* [EXERCISE PROMPT]:
Copy each line below in which the string "giác" occurs.

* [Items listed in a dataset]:
◇ ◇ ◇ ◇ ◇ ◇ ◇
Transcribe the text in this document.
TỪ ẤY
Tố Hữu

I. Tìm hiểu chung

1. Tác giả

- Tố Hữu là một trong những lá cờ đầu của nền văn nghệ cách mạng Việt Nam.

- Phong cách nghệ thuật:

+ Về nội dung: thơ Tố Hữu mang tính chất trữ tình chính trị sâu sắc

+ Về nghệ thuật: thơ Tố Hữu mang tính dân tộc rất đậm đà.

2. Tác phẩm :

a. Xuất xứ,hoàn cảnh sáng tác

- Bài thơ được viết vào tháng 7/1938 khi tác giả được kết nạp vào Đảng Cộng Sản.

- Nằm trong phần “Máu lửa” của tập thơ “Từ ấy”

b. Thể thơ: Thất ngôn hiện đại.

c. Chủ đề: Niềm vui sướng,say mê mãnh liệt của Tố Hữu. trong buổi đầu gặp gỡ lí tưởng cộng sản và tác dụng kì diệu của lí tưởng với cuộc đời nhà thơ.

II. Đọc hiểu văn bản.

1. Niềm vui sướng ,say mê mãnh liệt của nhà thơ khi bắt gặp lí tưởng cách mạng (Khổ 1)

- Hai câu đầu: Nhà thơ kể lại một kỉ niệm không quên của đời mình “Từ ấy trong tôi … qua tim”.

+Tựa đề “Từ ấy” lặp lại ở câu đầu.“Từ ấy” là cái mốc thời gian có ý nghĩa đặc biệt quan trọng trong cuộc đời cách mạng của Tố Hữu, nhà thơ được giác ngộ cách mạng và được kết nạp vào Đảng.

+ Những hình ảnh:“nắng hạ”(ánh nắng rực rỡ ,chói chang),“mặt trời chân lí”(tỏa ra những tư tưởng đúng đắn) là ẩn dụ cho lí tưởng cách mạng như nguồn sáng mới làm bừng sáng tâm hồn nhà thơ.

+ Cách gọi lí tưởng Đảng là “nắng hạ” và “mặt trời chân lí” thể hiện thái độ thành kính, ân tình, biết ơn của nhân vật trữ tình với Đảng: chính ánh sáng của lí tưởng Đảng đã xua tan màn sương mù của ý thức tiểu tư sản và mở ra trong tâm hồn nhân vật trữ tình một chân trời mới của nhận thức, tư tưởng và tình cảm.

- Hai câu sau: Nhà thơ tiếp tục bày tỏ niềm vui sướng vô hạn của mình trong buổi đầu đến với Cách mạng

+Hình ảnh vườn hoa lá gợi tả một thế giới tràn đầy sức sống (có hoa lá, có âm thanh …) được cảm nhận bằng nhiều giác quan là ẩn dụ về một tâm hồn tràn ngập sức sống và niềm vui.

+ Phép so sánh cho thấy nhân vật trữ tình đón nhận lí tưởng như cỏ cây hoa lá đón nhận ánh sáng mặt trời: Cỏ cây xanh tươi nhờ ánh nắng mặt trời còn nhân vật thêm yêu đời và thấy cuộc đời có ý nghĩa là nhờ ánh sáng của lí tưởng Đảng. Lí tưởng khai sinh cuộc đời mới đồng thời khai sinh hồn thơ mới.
◇ ◇ ◇ ◇ ◇ ◇ ◇
* [SOLUTION FOR THIS TASK]:
+Tựa đề “Từ ấy” lặp lại ở câu đầu.“Từ ấy” là cái mốc thời gian có ý nghĩa đặc biệt quan trọng trong cuộc đời cách mạng của Tố Hữu, nhà thơ được giác ngộ cách mạng và được kết nạp vào Đảng.
+Hình ảnh vườn hoa lá gợi tả một thế giới tràn đầy sức sống (có hoa lá, có âm thanh …) được cảm nhận bằng nhiều giác quan là ẩn dụ về một tâm hồn tràn ngập sức sống và niềm vui.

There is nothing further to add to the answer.